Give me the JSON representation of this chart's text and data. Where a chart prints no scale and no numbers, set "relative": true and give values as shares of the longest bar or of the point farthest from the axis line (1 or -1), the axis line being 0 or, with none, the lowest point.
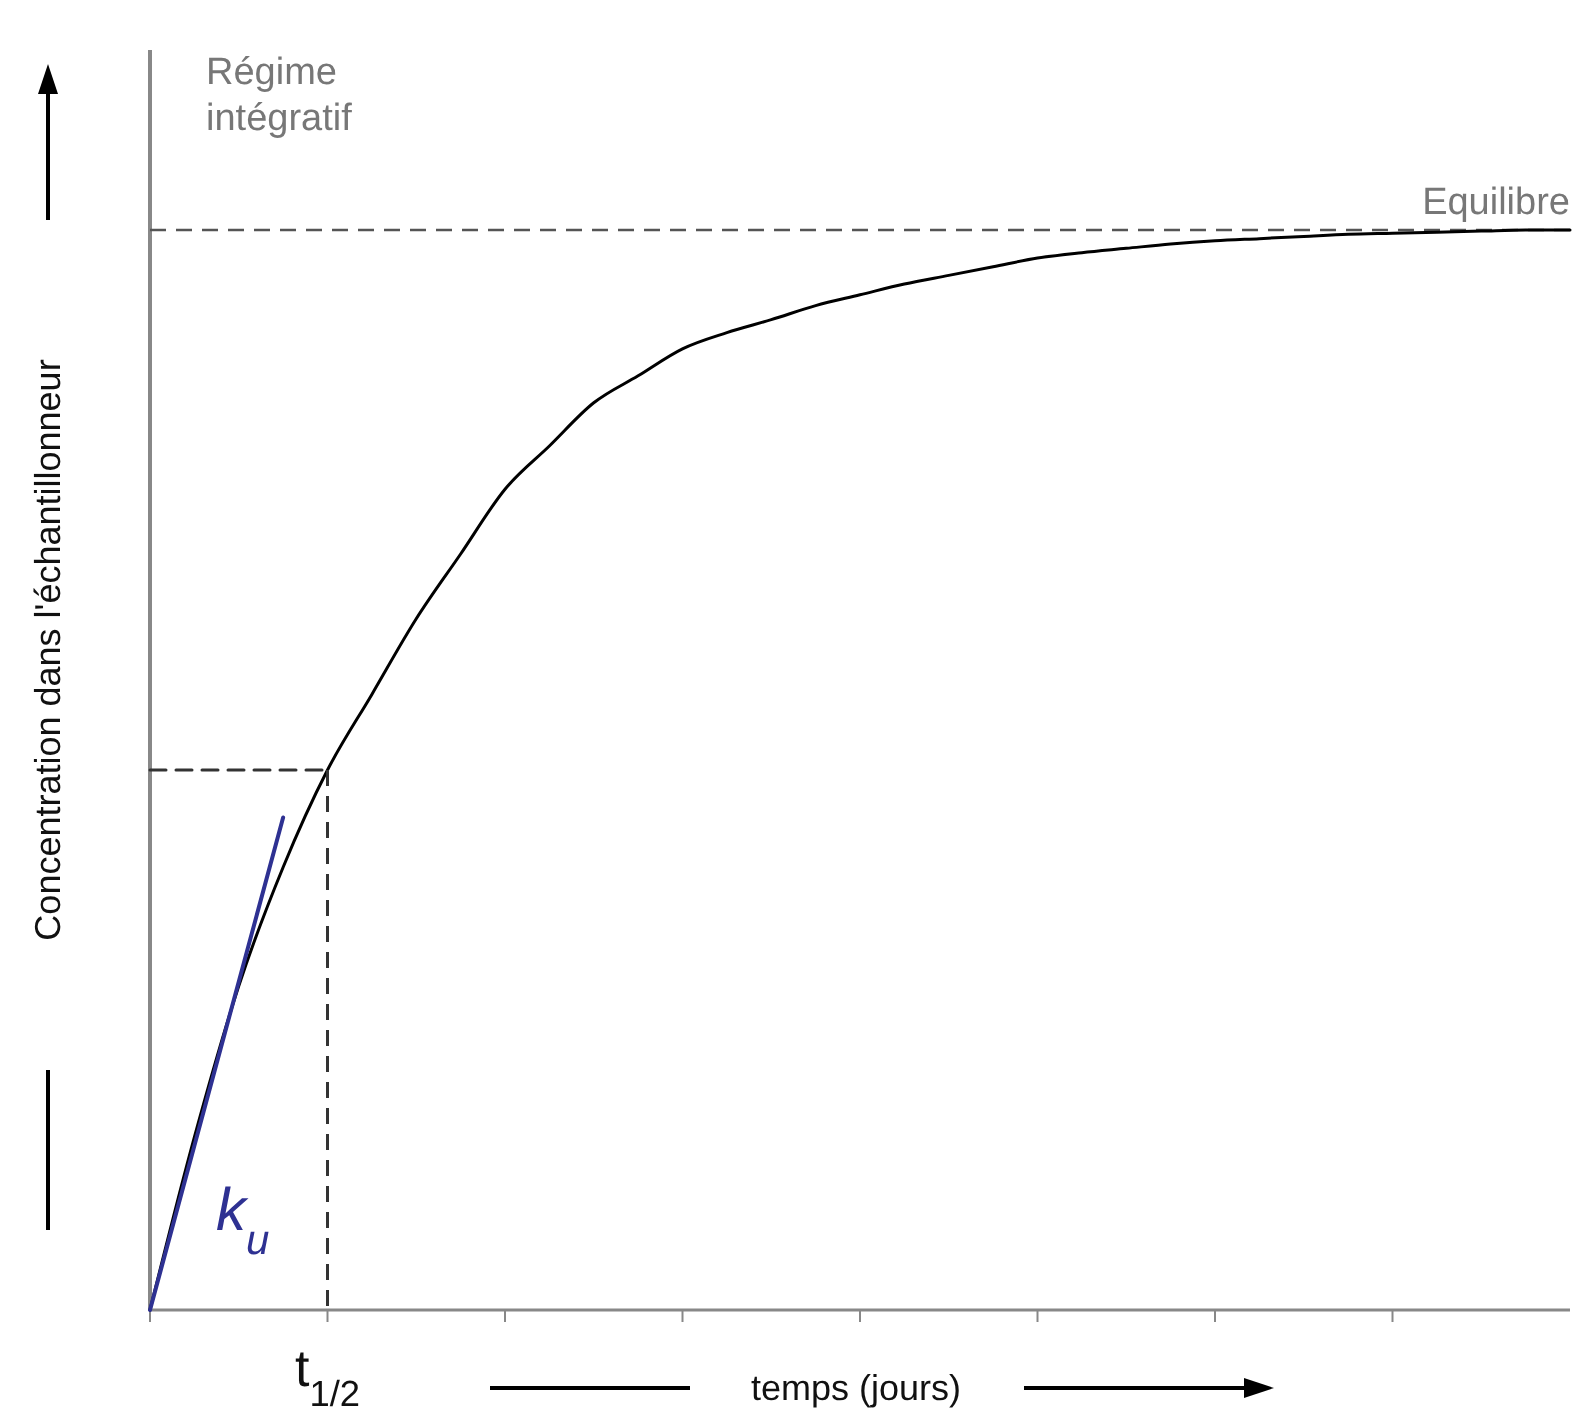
{
  "chart_data": {
    "type": "line",
    "relative": true,
    "xlabel": "temps (jours)",
    "ylabel": "Concentration dans l'échantillonneur",
    "categories": [
      null,
      null,
      null,
      null,
      null,
      null,
      null,
      null,
      null,
      null,
      null,
      null,
      null,
      null,
      null,
      null,
      null,
      null,
      null,
      null,
      null,
      null,
      null,
      null,
      null,
      null,
      null,
      null,
      null,
      null,
      null,
      null,
      null
    ],
    "series": [
      {
        "color": "#000000",
        "values": [
          0,
          0.16,
          0.3,
          0.41,
          0.5,
          0.57,
          0.64,
          0.7,
          0.76,
          0.8,
          0.84,
          0.865,
          0.89,
          0.905,
          0.917,
          0.93,
          0.94,
          0.95,
          0.958,
          0.966,
          0.974,
          0.979,
          0.983,
          0.987,
          0.99,
          0.992,
          0.994,
          0.996,
          0.997,
          0.998,
          0.999,
          1,
          1
        ]
      },
      {
        "name": "k$_{u}$",
        "color": "#2e3192",
        "values": [
          0,
          0.152,
          0.304,
          0.456,
          null,
          null,
          null,
          null,
          null,
          null,
          null,
          null,
          null,
          null,
          null,
          null,
          null,
          null,
          null,
          null,
          null,
          null,
          null,
          null,
          null,
          null,
          null,
          null,
          null,
          null,
          null,
          null,
          null
        ]
      },
      {
        "color": "#333333",
        "line_style": "dashed",
        "values": [
          0.5,
          0.5,
          0.5,
          0.5,
          0.5,
          null,
          null,
          null,
          null,
          null,
          null,
          null,
          null,
          null,
          null,
          null,
          null,
          null,
          null,
          null,
          null,
          null,
          null,
          null,
          null,
          null,
          null,
          null,
          null,
          null,
          null,
          null,
          null
        ]
      }
    ],
    "ref_lines": [
      {
        "axis": "y",
        "value": 1,
        "color": "#555555",
        "line_style": "dashed"
      }
    ],
    "annotations": [
      "Régime\nintégratif",
      "Equilibre",
      "t$_{1/2}$"
    ],
    "legend": false,
    "grid": false,
    "marker": "none"
  }
}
* * * * *
Set exercise: Copy out each record shown above without alteration, skipping any picture.

The output:
Give me the JSON representation of this chart's text and data. Where a chart prints no scale and no numbers, set "relative": true and give values as shares of the longest bar or of the point farthest from the axis line (1 or -1), the axis line being 0 or, with none, the lowest point.
{
  "chart_data": {
    "type": "line",
    "relative": true,
    "xlabel": "temps (jours)",
    "ylabel": "Concentration dans l'échantillonneur",
    "categories": [
      null,
      null,
      null,
      null,
      null,
      null,
      null,
      null,
      null,
      null,
      null,
      null,
      null,
      null,
      null,
      null,
      null,
      null,
      null,
      null,
      null,
      null,
      null,
      null,
      null,
      null,
      null,
      null,
      null,
      null,
      null,
      null,
      null
    ],
    "series": [
      {
        "color": "#000000",
        "values": [
          0,
          0.16,
          0.3,
          0.41,
          0.5,
          0.57,
          0.64,
          0.7,
          0.76,
          0.8,
          0.84,
          0.865,
          0.89,
          0.905,
          0.917,
          0.93,
          0.94,
          0.95,
          0.958,
          0.966,
          0.974,
          0.979,
          0.983,
          0.987,
          0.99,
          0.992,
          0.994,
          0.996,
          0.997,
          0.998,
          0.999,
          1,
          1
        ]
      },
      {
        "name": "k$_{u}$",
        "color": "#2e3192",
        "values": [
          0,
          0.152,
          0.304,
          0.456,
          null,
          null,
          null,
          null,
          null,
          null,
          null,
          null,
          null,
          null,
          null,
          null,
          null,
          null,
          null,
          null,
          null,
          null,
          null,
          null,
          null,
          null,
          null,
          null,
          null,
          null,
          null,
          null,
          null
        ]
      },
      {
        "color": "#333333",
        "line_style": "dashed",
        "values": [
          0.5,
          0.5,
          0.5,
          0.5,
          0.5,
          null,
          null,
          null,
          null,
          null,
          null,
          null,
          null,
          null,
          null,
          null,
          null,
          null,
          null,
          null,
          null,
          null,
          null,
          null,
          null,
          null,
          null,
          null,
          null,
          null,
          null,
          null,
          null
        ]
      }
    ],
    "ref_lines": [
      {
        "axis": "y",
        "value": 1,
        "color": "#555555",
        "line_style": "dashed"
      }
    ],
    "annotations": [
      "Régime\nintégratif",
      "Equilibre",
      "t$_{1/2}$"
    ],
    "legend": false,
    "grid": false,
    "marker": "none"
  }
}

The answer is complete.